* _Challenge_
Copy out all the lines where "Server" shows up.

[Rows from a dataset]
>>>
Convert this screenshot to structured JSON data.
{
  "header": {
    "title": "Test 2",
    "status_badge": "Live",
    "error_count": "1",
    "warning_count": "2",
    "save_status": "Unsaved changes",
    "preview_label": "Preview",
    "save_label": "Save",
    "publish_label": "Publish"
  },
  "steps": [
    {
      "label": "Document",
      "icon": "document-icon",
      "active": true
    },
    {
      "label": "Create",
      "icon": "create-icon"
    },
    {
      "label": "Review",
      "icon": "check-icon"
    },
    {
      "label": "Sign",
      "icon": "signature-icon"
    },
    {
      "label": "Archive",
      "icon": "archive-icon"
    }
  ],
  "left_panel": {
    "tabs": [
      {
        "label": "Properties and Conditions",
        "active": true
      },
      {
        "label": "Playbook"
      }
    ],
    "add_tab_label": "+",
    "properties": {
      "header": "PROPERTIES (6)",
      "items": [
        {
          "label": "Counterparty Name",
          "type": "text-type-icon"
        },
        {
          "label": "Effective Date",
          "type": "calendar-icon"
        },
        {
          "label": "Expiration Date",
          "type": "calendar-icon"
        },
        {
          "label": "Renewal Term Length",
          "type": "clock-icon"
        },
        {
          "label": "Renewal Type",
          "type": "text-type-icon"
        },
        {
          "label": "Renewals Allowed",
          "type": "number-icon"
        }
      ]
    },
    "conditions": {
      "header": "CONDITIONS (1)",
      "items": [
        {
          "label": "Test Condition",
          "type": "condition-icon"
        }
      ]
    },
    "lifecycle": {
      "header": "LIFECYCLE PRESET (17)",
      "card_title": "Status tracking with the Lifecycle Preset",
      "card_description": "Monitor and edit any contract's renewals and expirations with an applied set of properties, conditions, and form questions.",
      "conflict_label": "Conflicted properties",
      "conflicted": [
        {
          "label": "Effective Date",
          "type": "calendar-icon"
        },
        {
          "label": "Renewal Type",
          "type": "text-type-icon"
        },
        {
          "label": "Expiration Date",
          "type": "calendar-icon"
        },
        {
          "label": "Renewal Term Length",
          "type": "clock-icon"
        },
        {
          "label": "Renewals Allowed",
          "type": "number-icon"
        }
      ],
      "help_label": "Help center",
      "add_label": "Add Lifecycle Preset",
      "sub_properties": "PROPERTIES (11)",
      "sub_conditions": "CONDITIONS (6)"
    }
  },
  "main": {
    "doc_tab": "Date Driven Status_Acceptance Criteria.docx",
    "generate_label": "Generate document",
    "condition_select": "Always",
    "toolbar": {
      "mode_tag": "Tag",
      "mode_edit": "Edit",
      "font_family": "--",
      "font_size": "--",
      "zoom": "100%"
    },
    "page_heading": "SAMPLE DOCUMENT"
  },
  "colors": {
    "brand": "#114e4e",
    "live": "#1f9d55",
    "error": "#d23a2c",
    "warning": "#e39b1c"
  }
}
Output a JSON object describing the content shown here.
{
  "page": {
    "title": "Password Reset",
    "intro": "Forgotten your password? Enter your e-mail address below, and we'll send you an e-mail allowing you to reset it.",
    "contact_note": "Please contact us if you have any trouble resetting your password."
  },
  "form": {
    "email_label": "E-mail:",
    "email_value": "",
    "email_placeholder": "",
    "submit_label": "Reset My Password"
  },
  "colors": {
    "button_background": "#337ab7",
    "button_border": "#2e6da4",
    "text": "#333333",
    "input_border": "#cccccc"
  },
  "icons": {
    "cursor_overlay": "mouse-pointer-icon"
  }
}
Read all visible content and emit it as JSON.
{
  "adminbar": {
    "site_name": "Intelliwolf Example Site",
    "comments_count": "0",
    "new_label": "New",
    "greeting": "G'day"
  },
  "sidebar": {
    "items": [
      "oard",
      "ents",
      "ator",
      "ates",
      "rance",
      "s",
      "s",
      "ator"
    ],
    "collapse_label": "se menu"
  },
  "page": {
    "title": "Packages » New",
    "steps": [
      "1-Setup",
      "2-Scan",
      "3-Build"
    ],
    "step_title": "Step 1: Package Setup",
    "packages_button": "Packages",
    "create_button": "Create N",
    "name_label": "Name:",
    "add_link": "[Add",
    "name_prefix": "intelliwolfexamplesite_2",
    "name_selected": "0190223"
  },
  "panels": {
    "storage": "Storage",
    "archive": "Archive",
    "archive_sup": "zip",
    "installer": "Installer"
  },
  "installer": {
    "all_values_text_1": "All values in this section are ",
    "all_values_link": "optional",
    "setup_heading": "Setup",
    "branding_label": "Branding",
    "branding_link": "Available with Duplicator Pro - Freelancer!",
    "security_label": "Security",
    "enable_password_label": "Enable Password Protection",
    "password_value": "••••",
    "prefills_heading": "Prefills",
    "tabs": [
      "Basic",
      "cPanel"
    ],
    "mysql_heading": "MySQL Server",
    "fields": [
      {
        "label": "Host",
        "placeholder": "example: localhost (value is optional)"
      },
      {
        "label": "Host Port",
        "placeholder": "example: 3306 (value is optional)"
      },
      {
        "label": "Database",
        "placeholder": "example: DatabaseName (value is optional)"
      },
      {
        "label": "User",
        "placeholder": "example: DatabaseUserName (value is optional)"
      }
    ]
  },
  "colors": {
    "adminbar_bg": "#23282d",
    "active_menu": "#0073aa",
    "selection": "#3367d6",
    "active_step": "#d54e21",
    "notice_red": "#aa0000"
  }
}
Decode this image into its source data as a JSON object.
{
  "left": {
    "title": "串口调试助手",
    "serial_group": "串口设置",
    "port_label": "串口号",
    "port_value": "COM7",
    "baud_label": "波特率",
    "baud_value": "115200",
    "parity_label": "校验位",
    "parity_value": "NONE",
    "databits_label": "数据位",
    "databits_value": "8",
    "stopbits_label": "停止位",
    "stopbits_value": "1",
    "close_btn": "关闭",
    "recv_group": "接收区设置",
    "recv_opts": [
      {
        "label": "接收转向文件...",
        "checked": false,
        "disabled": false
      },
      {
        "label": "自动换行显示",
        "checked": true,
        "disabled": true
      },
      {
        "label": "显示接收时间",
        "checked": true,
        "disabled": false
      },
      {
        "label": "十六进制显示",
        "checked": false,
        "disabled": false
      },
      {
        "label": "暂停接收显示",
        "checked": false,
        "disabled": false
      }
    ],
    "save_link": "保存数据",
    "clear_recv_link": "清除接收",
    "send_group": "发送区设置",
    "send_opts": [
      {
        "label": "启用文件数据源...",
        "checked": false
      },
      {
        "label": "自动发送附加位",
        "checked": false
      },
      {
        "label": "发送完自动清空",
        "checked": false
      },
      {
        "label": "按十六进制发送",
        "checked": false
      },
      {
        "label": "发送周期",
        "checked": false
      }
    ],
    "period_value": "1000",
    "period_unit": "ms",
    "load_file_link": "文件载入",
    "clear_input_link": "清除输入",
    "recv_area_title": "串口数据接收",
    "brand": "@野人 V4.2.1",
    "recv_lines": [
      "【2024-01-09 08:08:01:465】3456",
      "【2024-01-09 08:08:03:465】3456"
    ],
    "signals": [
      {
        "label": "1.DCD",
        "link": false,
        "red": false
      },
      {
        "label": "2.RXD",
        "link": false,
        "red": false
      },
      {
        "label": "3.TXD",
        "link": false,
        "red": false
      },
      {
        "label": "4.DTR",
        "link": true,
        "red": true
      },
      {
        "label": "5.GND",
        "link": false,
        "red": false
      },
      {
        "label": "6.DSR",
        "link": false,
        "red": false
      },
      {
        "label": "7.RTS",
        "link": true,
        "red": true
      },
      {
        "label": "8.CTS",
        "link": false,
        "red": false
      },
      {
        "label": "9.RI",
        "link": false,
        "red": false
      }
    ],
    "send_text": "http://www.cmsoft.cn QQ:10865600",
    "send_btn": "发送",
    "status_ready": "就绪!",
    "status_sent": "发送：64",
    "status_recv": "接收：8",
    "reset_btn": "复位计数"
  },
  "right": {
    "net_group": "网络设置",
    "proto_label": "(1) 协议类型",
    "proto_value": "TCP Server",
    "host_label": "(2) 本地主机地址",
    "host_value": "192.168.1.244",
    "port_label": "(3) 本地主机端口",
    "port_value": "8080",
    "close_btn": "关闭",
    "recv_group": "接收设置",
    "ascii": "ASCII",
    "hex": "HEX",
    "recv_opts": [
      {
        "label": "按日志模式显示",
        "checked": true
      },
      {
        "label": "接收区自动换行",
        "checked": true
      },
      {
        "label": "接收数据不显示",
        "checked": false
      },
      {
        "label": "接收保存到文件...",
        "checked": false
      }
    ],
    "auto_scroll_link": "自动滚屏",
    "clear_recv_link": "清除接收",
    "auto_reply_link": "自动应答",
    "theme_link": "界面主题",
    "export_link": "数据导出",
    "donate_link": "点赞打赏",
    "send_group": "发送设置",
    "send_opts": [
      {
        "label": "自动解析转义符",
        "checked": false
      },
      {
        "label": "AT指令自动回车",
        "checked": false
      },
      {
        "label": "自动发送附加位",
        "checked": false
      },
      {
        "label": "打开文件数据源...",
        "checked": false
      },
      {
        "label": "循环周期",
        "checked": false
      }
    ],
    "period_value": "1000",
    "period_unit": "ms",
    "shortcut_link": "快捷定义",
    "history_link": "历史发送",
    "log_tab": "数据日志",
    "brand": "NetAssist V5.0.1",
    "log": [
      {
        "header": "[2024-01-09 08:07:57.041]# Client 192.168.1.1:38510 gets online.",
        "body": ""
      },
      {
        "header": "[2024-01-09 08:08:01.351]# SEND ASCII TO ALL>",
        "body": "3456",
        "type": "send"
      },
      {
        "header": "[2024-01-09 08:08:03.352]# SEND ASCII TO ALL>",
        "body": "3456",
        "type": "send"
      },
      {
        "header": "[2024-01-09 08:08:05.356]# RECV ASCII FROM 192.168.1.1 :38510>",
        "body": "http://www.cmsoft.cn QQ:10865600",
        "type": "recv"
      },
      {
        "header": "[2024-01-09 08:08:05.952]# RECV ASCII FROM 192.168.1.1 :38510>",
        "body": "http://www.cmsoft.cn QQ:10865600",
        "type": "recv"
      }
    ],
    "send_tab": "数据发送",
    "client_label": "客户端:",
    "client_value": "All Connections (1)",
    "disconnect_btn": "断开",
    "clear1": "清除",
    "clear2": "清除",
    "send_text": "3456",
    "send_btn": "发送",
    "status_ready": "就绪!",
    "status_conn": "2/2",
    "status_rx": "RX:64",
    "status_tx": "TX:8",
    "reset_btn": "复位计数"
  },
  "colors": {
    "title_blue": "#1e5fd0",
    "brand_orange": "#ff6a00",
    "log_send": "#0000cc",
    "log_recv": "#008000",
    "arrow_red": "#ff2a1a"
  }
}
<<<
* _Written reply_
    "mysql_heading": "MySQL Server",
    "proto_value": "TCP Server",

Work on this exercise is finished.